SELECTION =>
* * *
Yes, I guess having now the recovery address in the bug table instead of 
the extable is rather more efficient.

Maybe DO_ONCE_LITE could be replaced by DO_ONCE which uses jump_label ? 
Not sure it is worth a specific patching implementation, is it ?

Christophe
diff mbox series

Patch

diff --git a/arch/powerpc/include/asm/bug.h b/arch/powerpc/include/asm/bug.h
index dec73137fea0..0ea7b9fe0305 100644
--- a/arch/powerpc/include/asm/bug.h
+++ b/arch/powerpc/include/asm/bug.h
@@ -14,6 +14,7 @@ 
 .macro __EMIT_BUG_ENTRY addr,file,line,flags
 	 .section __bug_table,"aw"
 5001:	 .4byte \addr - .
+	 .4byte 0
 	 .4byte 0
 	 .4byte 5002f - .
 	 .short \line, \flags
@@ -27,6 +28,7 @@ 
 .macro __EMIT_BUG_ENTRY addr,file,line,flags
 	 .section __bug_table,"aw"
 5001:	 .4byte \addr - .
+	 .4byte 0
 	 .4byte 0
 	 .short \flags
 	 .org 5001b+BUG_ENTRY_SIZE
@@ -48,6 +50,7 @@ 
 #else /* !__ASSEMBLY__ */
 struct arch_bug_entry {
 	signed int recovery_addr_disp;
+	unsigned int insn;
 };
 
 /* _EMIT_BUG_ENTRY expects args %0,%1,%2,%3 to be FILE, LINE, flags and
@@ -57,6 +60,7 @@  struct arch_bug_entry {
 	".section __bug_table,\"aw\"\n"		\
 	"2:	.4byte 1b - .\n"		\
 	"	.4byte 0\n"			\
+	"	.4byte 0\n"			\
 	"	.4byte %0 - .\n"		\
 	"	.short %1, %2\n"		\
 	".org 2b+%3\n"				\
@@ -66,6 +70,7 @@  struct arch_bug_entry {
 	".section __bug_table,\"aw\"\n"		\
 	"2:	.4byte 1b - .\n"		\
 	"	.4byte 0\n"			\
+	"	.4byte 0\n"			\
 	"	.short %2\n"			\
 	".org 2b+%3\n"				\
 	".previous\n"
* * *
AVAILABLE DATA =>
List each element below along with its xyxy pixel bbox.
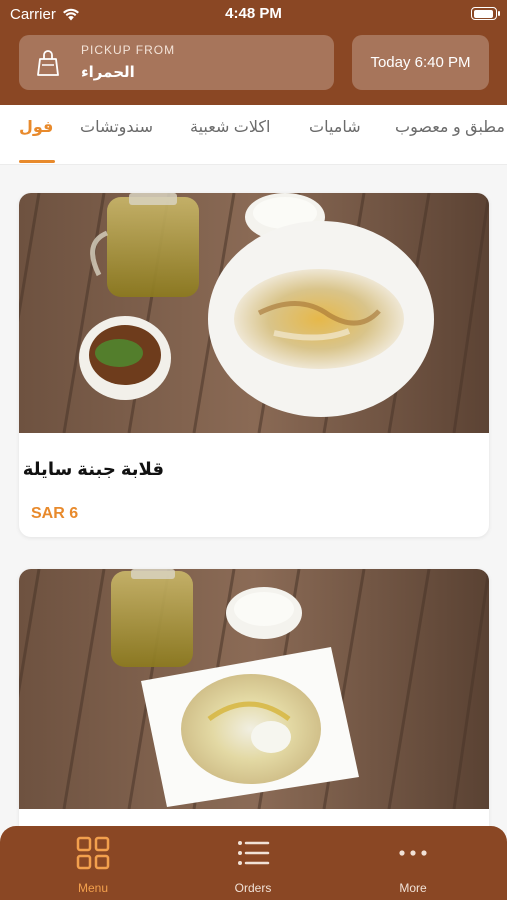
* * *
WRITTEN PROBLEM => Continue the powerpc bug-table patch thread from its last line, keeping the diff going in the same style.

RESPONSE FOR THIS EXERCISE =>
@@ -76,6 +81,7 @@  struct arch_bug_entry {
 	".section __bug_table,\"aw\"\n"		\
 	"2:	.4byte 1b - .\n"		\
 	"	.4byte 1b - %l[" #label "]\n"	\
+	"	.4byte 0\n"			\
 	"	.4byte %0 - .\n"		\
 	"	.short %1, %2\n"		\
 	".org 2b+%3\n"				\
@@ -85,6 +91,7 @@  struct arch_bug_entry {
 	".section __bug_table,\"aw\"\n"		\
 	"2:	.4byte 1b - .\n"		\
 	"	.4byte 1b - %l[" #label "]\n"	\
+	"	.4byte 0\n"			\
 	"	.short %2\n"			\
 	".org 2b+%3\n"				\
 	".previous\n"
@@ -106,7 +113,7 @@  struct arch_bug_entry {
 		: : "i" (__FILE__), "i" (__LINE__),	\
 		  "i" (flags),				\
 		  "i" (sizeof(struct bug_entry)),	\
-		  ##__VA_ARGS__ : : label)
+		  ##__VA_ARGS__ : "cr0" : label)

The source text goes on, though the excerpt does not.